Data supplied
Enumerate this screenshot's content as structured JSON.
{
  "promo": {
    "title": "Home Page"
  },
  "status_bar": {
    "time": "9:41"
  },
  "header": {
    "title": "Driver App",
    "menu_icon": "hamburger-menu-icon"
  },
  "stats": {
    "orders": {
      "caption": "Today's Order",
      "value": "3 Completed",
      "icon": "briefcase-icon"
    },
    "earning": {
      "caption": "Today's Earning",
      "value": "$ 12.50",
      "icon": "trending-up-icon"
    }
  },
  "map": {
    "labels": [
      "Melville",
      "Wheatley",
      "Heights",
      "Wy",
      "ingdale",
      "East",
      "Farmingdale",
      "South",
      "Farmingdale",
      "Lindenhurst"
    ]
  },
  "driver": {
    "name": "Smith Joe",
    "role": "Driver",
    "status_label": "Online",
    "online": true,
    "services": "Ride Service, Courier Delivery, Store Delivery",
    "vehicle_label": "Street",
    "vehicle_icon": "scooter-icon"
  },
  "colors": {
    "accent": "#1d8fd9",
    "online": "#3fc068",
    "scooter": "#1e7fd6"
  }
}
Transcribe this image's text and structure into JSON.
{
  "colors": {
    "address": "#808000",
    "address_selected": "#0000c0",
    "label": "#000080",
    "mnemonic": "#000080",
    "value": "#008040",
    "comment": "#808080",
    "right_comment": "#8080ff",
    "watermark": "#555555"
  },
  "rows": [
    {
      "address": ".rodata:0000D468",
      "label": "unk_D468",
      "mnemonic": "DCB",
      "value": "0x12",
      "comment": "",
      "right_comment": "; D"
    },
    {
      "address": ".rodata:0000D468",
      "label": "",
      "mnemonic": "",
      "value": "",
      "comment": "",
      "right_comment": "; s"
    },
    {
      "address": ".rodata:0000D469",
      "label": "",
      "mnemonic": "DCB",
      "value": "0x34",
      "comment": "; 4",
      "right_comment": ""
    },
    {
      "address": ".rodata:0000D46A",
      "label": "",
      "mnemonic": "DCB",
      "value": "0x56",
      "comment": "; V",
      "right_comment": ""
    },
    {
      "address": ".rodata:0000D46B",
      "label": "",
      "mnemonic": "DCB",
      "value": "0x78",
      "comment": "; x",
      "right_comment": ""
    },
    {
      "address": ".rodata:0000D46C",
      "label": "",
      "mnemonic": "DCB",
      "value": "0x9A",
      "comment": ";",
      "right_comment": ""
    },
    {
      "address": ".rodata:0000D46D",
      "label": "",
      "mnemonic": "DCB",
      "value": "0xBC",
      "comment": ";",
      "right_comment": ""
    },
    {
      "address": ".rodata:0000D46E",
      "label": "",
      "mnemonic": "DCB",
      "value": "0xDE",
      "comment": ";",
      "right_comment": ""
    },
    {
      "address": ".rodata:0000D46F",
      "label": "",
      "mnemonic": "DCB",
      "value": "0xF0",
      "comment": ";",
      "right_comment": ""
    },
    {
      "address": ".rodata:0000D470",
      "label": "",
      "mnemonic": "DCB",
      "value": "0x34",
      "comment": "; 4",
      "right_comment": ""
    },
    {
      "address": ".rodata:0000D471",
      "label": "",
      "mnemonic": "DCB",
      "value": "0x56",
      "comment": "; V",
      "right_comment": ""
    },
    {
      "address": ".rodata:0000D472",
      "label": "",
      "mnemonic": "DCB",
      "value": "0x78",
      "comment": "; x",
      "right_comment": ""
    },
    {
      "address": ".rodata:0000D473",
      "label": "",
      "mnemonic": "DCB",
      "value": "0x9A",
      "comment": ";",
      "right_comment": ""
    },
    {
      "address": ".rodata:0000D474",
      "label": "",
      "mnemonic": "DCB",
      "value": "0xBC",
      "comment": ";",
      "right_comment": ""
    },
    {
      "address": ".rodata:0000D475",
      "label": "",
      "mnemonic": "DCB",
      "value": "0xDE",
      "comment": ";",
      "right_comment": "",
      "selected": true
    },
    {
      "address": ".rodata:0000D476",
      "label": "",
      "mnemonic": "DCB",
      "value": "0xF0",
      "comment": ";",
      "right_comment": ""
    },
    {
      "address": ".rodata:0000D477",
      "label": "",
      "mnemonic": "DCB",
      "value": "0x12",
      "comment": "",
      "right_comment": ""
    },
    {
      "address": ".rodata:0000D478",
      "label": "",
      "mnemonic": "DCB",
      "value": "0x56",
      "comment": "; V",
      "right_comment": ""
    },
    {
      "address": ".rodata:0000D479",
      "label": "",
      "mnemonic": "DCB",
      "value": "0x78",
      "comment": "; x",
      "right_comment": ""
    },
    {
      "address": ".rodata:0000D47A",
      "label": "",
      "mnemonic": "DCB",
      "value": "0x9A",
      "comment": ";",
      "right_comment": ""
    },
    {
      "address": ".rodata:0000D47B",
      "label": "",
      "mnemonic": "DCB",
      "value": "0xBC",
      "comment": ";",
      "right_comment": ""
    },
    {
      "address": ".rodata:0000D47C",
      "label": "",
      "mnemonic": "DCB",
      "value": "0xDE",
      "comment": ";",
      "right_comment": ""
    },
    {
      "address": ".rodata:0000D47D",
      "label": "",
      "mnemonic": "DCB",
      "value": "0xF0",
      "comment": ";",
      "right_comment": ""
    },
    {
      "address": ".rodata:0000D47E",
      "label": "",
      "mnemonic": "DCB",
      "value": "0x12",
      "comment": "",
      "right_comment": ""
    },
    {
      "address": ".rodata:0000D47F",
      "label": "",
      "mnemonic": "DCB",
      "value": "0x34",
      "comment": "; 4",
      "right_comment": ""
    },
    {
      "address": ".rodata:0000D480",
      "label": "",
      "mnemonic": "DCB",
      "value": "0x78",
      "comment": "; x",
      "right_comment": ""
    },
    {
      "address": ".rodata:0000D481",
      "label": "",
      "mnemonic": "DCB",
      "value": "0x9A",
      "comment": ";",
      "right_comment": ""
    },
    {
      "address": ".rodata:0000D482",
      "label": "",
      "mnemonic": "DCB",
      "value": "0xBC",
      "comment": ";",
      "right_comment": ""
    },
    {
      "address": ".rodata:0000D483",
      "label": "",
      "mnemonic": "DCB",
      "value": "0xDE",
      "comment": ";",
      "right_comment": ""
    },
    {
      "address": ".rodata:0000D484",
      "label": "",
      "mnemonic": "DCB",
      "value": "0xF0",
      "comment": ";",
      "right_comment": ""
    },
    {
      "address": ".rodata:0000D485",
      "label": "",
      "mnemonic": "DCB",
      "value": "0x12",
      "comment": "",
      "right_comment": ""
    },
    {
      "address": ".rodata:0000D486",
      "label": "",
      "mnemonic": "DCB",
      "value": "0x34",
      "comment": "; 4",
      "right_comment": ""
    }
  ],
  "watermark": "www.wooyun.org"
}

Exercise directions
Extract the data in full. Keep it word for word.

Response for this exercise
Enumerate this screenshot's content as structured JSON.
{
  "promo": {
    "title": "Home Page"
  },
  "status_bar": {
    "time": "9:41"
  },
  "header": {
    "title": "Driver App",
    "menu_icon": "hamburger-menu-icon"
  },
  "stats": {
    "orders": {
      "caption": "Today's Order",
      "value": "3 Completed",
      "icon": "briefcase-icon"
    },
    "earning": {
      "caption": "Today's Earning",
      "value": "$ 12.50",
      "icon": "trending-up-icon"
    }
  },
  "map": {
    "labels": [
      "Melville",
      "Wheatley",
      "Heights",
      "Wy",
      "ingdale",
      "East",
      "Farmingdale",
      "South",
      "Farmingdale",
      "Lindenhurst"
    ]
  },
  "driver": {
    "name": "Smith Joe",
    "role": "Driver",
    "status_label": "Online",
    "online": true,
    "services": "Ride Service, Courier Delivery, Store Delivery",
    "vehicle_label": "Street",
    "vehicle_icon": "scooter-icon"
  },
  "colors": {
    "accent": "#1d8fd9",
    "online": "#3fc068",
    "scooter": "#1e7fd6"
  }
}
Transcribe this image's text and structure into JSON.
{
  "colors": {
    "address": "#808000",
    "address_selected": "#0000c0",
    "label": "#000080",
    "mnemonic": "#000080",
    "value": "#008040",
    "comment": "#808080",
    "right_comment": "#8080ff",
    "watermark": "#555555"
  },
  "rows": [
    {
      "address": ".rodata:0000D468",
      "label": "unk_D468",
      "mnemonic": "DCB",
      "value": "0x12",
      "comment": "",
      "right_comment": "; D"
    },
    {
      "address": ".rodata:0000D468",
      "label": "",
      "mnemonic": "",
      "value": "",
      "comment": "",
      "right_comment": "; s"
    },
    {
      "address": ".rodata:0000D469",
      "label": "",
      "mnemonic": "DCB",
      "value": "0x34",
      "comment": "; 4",
      "right_comment": ""
    },
    {
      "address": ".rodata:0000D46A",
      "label": "",
      "mnemonic": "DCB",
      "value": "0x56",
      "comment": "; V",
      "right_comment": ""
    },
    {
      "address": ".rodata:0000D46B",
      "label": "",
      "mnemonic": "DCB",
      "value": "0x78",
      "comment": "; x",
      "right_comment": ""
    },
    {
      "address": ".rodata:0000D46C",
      "label": "",
      "mnemonic": "DCB",
      "value": "0x9A",
      "comment": ";",
      "right_comment": ""
    },
    {
      "address": ".rodata:0000D46D",
      "label": "",
      "mnemonic": "DCB",
      "value": "0xBC",
      "comment": ";",
      "right_comment": ""
    },
    {
      "address": ".rodata:0000D46E",
      "label": "",
      "mnemonic": "DCB",
      "value": "0xDE",
      "comment": ";",
      "right_comment": ""
    },
    {
      "address": ".rodata:0000D46F",
      "label": "",
      "mnemonic": "DCB",
      "value": "0xF0",
      "comment": ";",
      "right_comment": ""
    },
    {
      "address": ".rodata:0000D470",
      "label": "",
      "mnemonic": "DCB",
      "value": "0x34",
      "comment": "; 4",
      "right_comment": ""
    },
    {
      "address": ".rodata:0000D471",
      "label": "",
      "mnemonic": "DCB",
      "value": "0x56",
      "comment": "; V",
      "right_comment": ""
    },
    {
      "address": ".rodata:0000D472",
      "label": "",
      "mnemonic": "DCB",
      "value": "0x78",
      "comment": "; x",
      "right_comment": ""
    },
    {
      "address": ".rodata:0000D473",
      "label": "",
      "mnemonic": "DCB",
      "value": "0x9A",
      "comment": ";",
      "right_comment": ""
    },
    {
      "address": ".rodata:0000D474",
      "label": "",
      "mnemonic": "DCB",
      "value": "0xBC",
      "comment": ";",
      "right_comment": ""
    },
    {
      "address": ".rodata:0000D475",
      "label": "",
      "mnemonic": "DCB",
      "value": "0xDE",
      "comment": ";",
      "right_comment": "",
      "selected": true
    },
    {
      "address": ".rodata:0000D476",
      "label": "",
      "mnemonic": "DCB",
      "value": "0xF0",
      "comment": ";",
      "right_comment": ""
    },
    {
      "address": ".rodata:0000D477",
      "label": "",
      "mnemonic": "DCB",
      "value": "0x12",
      "comment": "",
      "right_comment": ""
    },
    {
      "address": ".rodata:0000D478",
      "label": "",
      "mnemonic": "DCB",
      "value": "0x56",
      "comment": "; V",
      "right_comment": ""
    },
    {
      "address": ".rodata:0000D479",
      "label": "",
      "mnemonic": "DCB",
      "value": "0x78",
      "comment": "; x",
      "right_comment": ""
    },
    {
      "address": ".rodata:0000D47A",
      "label": "",
      "mnemonic": "DCB",
      "value": "0x9A",
      "comment": ";",
      "right_comment": ""
    },
    {
      "address": ".rodata:0000D47B",
      "label": "",
      "mnemonic": "DCB",
      "value": "0xBC",
      "comment": ";",
      "right_comment": ""
    },
    {
      "address": ".rodata:0000D47C",
      "label": "",
      "mnemonic": "DCB",
      "value": "0xDE",
      "comment": ";",
      "right_comment": ""
    },
    {
      "address": ".rodata:0000D47D",
      "label": "",
      "mnemonic": "DCB",
      "value": "0xF0",
      "comment": ";",
      "right_comment": ""
    },
    {
      "address": ".rodata:0000D47E",
      "label": "",
      "mnemonic": "DCB",
      "value": "0x12",
      "comment": "",
      "right_comment": ""
    },
    {
      "address": ".rodata:0000D47F",
      "label": "",
      "mnemonic": "DCB",
      "value": "0x34",
      "comment": "; 4",
      "right_comment": ""
    },
    {
      "address": ".rodata:0000D480",
      "label": "",
      "mnemonic": "DCB",
      "value": "0x78",
      "comment": "; x",
      "right_comment": ""
    },
    {
      "address": ".rodata:0000D481",
      "label": "",
      "mnemonic": "DCB",
      "value": "0x9A",
      "comment": ";",
      "right_comment": ""
    },
    {
      "address": ".rodata:0000D482",
      "label": "",
      "mnemonic": "DCB",
      "value": "0xBC",
      "comment": ";",
      "right_comment": ""
    },
    {
      "address": ".rodata:0000D483",
      "label": "",
      "mnemonic": "DCB",
      "value": "0xDE",
      "comment": ";",
      "right_comment": ""
    },
    {
      "address": ".rodata:0000D484",
      "label": "",
      "mnemonic": "DCB",
      "value": "0xF0",
      "comment": ";",
      "right_comment": ""
    },
    {
      "address": ".rodata:0000D485",
      "label": "",
      "mnemonic": "DCB",
      "value": "0x12",
      "comment": "",
      "right_comment": ""
    },
    {
      "address": ".rodata:0000D486",
      "label": "",
      "mnemonic": "DCB",
      "value": "0x34",
      "comment": "; 4",
      "right_comment": ""
    }
  ],
  "watermark": "www.wooyun.org"
}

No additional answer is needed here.